Required work – Extract all of the entries and give them again, word for word.

Information shown –

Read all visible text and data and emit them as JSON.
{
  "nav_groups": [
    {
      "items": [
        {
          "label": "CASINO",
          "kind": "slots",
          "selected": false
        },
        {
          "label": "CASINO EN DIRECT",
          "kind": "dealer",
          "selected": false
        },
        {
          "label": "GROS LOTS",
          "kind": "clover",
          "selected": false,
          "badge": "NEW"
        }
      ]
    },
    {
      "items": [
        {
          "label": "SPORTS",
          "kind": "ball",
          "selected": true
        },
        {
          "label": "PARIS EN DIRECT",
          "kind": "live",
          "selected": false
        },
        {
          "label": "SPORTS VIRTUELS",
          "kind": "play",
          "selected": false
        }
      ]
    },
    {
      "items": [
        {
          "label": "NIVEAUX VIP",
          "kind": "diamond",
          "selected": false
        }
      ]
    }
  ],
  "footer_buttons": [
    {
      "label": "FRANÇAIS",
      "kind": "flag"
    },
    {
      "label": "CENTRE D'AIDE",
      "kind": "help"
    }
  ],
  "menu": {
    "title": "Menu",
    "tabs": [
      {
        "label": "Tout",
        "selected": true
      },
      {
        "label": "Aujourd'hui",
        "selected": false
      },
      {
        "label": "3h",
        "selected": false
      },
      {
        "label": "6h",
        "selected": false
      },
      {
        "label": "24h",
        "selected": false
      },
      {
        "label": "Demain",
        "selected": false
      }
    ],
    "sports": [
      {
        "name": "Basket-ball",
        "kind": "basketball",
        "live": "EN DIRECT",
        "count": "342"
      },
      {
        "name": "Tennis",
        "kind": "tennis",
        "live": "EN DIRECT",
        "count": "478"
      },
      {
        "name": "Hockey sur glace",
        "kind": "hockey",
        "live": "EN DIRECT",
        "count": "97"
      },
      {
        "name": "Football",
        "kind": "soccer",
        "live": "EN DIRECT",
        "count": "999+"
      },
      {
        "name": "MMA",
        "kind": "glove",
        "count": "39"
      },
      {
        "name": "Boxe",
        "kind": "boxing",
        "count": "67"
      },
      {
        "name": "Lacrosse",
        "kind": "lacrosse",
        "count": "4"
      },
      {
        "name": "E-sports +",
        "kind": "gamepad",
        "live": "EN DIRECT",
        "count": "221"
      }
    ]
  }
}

The answer –
Read all visible text and data and emit them as JSON.
{
  "nav_groups": [
    {
      "items": [
        {
          "label": "CASINO",
          "kind": "slots",
          "selected": false
        },
        {
          "label": "CASINO EN DIRECT",
          "kind": "dealer",
          "selected": false
        },
        {
          "label": "GROS LOTS",
          "kind": "clover",
          "selected": false,
          "badge": "NEW"
        }
      ]
    },
    {
      "items": [
        {
          "label": "SPORTS",
          "kind": "ball",
          "selected": true
        },
        {
          "label": "PARIS EN DIRECT",
          "kind": "live",
          "selected": false
        },
        {
          "label": "SPORTS VIRTUELS",
          "kind": "play",
          "selected": false
        }
      ]
    },
    {
      "items": [
        {
          "label": "NIVEAUX VIP",
          "kind": "diamond",
          "selected": false
        }
      ]
    }
  ],
  "footer_buttons": [
    {
      "label": "FRANÇAIS",
      "kind": "flag"
    },
    {
      "label": "CENTRE D'AIDE",
      "kind": "help"
    }
  ],
  "menu": {
    "title": "Menu",
    "tabs": [
      {
        "label": "Tout",
        "selected": true
      },
      {
        "label": "Aujourd'hui",
        "selected": false
      },
      {
        "label": "3h",
        "selected": false
      },
      {
        "label": "6h",
        "selected": false
      },
      {
        "label": "24h",
        "selected": false
      },
      {
        "label": "Demain",
        "selected": false
      }
    ],
    "sports": [
      {
        "name": "Basket-ball",
        "kind": "basketball",
        "live": "EN DIRECT",
        "count": "342"
      },
      {
        "name": "Tennis",
        "kind": "tennis",
        "live": "EN DIRECT",
        "count": "478"
      },
      {
        "name": "Hockey sur glace",
        "kind": "hockey",
        "live": "EN DIRECT",
        "count": "97"
      },
      {
        "name": "Football",
        "kind": "soccer",
        "live": "EN DIRECT",
        "count": "999+"
      },
      {
        "name": "MMA",
        "kind": "glove",
        "count": "39"
      },
      {
        "name": "Boxe",
        "kind": "boxing",
        "count": "67"
      },
      {
        "name": "Lacrosse",
        "kind": "lacrosse",
        "count": "4"
      },
      {
        "name": "E-sports +",
        "kind": "gamepad",
        "live": "EN DIRECT",
        "count": "221"
      }
    ]
  }
}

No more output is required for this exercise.